===== Stored records =====
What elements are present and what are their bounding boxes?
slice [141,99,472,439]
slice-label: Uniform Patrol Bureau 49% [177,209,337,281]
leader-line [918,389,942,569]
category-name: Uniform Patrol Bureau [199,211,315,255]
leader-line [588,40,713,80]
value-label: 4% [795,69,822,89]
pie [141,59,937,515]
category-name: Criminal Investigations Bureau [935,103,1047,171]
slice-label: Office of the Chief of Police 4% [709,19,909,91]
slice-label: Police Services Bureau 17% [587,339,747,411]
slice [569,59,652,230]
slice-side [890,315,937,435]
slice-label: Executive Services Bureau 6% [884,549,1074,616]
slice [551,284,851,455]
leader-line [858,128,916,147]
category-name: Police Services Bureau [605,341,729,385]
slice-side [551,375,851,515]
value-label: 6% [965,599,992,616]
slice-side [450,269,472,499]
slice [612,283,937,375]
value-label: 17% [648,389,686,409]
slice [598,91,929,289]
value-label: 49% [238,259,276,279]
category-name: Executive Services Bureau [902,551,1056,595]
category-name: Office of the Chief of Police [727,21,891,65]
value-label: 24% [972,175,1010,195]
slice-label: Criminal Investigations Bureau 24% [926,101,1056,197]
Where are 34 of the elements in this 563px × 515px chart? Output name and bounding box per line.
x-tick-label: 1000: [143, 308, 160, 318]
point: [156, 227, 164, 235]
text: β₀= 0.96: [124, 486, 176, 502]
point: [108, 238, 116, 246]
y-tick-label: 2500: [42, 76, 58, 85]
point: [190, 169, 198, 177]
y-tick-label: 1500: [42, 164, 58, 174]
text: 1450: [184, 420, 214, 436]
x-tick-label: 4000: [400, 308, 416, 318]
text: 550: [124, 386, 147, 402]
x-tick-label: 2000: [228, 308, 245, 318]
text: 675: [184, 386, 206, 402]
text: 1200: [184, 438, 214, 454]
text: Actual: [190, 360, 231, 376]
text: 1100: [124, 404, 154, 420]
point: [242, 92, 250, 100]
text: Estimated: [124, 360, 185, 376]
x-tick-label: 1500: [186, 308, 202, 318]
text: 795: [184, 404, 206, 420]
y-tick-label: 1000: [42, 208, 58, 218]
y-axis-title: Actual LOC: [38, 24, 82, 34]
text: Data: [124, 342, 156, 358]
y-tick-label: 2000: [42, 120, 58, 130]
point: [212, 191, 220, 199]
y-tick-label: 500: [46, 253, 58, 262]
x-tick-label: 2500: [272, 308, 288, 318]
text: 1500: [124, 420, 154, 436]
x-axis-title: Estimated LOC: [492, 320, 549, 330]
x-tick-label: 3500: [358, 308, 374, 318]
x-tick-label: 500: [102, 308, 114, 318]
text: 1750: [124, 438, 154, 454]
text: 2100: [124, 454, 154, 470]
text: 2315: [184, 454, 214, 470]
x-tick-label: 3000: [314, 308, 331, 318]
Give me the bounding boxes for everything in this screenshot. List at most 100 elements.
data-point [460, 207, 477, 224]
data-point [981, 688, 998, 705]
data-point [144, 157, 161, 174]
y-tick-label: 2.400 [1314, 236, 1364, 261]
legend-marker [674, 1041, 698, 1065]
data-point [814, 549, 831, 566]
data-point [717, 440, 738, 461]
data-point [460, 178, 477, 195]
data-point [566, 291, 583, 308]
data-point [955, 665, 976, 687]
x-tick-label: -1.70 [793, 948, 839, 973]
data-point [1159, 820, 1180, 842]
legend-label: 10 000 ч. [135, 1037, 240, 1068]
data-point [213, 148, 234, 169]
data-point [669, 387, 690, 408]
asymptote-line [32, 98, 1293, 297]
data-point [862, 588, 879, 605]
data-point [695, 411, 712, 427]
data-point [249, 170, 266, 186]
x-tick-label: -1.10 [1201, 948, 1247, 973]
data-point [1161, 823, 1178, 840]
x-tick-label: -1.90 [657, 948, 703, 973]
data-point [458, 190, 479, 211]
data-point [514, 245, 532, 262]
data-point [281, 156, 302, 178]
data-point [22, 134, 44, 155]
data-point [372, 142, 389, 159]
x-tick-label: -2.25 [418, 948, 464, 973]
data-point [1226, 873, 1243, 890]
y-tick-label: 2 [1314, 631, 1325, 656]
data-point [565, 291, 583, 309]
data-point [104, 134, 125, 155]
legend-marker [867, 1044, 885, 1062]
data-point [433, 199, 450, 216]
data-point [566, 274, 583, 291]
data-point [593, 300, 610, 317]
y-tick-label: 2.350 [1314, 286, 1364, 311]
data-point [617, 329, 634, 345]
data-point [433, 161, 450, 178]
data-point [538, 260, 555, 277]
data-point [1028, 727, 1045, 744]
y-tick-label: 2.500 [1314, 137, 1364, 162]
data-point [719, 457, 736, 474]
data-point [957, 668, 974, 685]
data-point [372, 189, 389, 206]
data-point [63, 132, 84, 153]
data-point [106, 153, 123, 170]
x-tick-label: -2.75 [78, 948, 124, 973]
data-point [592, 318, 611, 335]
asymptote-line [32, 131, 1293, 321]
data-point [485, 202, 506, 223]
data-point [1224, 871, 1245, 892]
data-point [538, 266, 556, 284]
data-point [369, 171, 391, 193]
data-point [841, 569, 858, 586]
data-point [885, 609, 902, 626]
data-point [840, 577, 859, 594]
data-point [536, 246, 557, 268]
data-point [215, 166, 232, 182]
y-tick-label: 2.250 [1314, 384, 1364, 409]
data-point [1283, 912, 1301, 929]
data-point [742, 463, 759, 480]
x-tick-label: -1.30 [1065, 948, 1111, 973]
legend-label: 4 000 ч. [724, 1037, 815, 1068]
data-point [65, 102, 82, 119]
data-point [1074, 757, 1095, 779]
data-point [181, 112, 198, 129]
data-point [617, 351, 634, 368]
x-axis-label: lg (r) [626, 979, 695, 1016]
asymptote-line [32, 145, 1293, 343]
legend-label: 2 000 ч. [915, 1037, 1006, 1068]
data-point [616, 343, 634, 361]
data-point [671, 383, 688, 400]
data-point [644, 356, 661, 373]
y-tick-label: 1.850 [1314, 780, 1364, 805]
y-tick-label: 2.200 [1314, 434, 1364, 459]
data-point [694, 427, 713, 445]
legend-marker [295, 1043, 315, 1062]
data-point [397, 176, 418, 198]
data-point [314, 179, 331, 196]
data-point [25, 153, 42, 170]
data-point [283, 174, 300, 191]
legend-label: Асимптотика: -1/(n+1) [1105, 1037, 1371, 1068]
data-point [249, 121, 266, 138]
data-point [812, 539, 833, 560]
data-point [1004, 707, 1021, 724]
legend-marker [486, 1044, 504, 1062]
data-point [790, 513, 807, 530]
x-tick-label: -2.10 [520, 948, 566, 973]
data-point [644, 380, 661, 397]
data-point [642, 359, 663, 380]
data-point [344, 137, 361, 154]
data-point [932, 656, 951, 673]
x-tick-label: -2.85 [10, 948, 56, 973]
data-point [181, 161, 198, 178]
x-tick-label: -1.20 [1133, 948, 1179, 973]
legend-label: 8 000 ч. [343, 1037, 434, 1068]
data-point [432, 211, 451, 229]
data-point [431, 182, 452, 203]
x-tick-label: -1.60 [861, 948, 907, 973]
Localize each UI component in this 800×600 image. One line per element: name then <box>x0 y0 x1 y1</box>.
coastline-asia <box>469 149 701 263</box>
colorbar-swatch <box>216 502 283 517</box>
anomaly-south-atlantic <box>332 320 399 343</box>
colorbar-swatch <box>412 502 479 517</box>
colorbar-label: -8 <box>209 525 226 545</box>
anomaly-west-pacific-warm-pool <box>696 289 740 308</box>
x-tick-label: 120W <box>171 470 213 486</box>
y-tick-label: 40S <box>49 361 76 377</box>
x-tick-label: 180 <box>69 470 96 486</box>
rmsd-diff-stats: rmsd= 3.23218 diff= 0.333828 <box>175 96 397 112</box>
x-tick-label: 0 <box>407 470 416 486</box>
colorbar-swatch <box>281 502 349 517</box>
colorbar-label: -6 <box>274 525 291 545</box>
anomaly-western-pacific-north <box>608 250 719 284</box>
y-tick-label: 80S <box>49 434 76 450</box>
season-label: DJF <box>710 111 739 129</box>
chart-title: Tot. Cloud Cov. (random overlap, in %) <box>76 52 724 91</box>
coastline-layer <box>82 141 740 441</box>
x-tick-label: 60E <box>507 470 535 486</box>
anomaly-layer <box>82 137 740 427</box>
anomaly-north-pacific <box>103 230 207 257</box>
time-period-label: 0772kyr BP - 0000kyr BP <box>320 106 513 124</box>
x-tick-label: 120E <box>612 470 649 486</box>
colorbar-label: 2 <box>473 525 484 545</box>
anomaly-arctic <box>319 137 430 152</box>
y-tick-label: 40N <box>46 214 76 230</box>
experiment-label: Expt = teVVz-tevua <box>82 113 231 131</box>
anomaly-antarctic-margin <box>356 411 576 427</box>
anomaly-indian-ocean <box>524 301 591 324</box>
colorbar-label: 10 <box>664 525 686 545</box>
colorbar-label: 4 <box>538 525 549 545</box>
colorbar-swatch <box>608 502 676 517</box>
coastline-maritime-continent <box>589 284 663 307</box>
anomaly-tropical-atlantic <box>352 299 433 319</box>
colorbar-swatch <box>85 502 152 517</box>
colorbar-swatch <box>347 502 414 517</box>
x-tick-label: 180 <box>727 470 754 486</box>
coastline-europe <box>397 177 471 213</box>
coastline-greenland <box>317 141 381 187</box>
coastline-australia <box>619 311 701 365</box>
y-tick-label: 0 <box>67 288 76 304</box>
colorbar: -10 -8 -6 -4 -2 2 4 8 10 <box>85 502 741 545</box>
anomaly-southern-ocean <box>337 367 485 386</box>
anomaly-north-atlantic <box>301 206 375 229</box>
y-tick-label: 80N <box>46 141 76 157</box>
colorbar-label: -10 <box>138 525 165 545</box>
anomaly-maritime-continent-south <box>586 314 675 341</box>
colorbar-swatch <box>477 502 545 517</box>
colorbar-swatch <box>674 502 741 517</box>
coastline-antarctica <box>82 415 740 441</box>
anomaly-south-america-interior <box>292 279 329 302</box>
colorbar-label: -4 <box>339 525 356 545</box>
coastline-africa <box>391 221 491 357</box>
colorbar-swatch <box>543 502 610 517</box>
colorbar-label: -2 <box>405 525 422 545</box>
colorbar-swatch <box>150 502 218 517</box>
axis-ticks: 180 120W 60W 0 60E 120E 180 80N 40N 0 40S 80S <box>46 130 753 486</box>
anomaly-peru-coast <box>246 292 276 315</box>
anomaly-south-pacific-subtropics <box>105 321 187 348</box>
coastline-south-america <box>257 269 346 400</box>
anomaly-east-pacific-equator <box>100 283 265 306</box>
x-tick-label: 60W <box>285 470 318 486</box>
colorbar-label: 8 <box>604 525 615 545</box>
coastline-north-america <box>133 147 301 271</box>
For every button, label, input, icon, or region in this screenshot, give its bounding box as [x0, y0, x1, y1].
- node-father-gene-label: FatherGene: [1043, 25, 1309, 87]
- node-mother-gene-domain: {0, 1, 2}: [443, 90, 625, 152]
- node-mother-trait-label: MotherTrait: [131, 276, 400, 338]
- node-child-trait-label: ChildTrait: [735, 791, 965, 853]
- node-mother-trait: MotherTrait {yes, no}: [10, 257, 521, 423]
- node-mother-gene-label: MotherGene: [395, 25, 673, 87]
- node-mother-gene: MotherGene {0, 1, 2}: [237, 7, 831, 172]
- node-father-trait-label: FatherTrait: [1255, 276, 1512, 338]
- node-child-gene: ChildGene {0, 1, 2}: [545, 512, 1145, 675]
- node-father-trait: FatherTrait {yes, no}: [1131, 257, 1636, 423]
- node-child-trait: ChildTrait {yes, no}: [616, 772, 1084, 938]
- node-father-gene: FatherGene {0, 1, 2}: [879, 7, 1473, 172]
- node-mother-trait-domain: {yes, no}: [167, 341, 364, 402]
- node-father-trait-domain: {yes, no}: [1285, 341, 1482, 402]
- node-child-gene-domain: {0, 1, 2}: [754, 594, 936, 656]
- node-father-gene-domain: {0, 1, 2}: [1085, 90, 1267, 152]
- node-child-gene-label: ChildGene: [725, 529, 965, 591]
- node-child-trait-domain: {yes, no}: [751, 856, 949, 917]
=====
### What you need to do
Print the part of the material that opens with its first line and closes with the line containing "slice-side [890,315,937,435]", including both of those lines. Reproduce each line without any changes.

### Output of the exercise
What elements are present and what are their bounding boxes?
slice [141,99,472,439]
slice-label: Uniform Patrol Bureau 49% [177,209,337,281]
leader-line [918,389,942,569]
category-name: Uniform Patrol Bureau [199,211,315,255]
leader-line [588,40,713,80]
value-label: 4% [795,69,822,89]
pie [141,59,937,515]
category-name: Criminal Investigations Bureau [935,103,1047,171]
slice-label: Office of the Chief of Police 4% [709,19,909,91]
slice-label: Police Services Bureau 17% [587,339,747,411]
slice [569,59,652,230]
slice-side [890,315,937,435]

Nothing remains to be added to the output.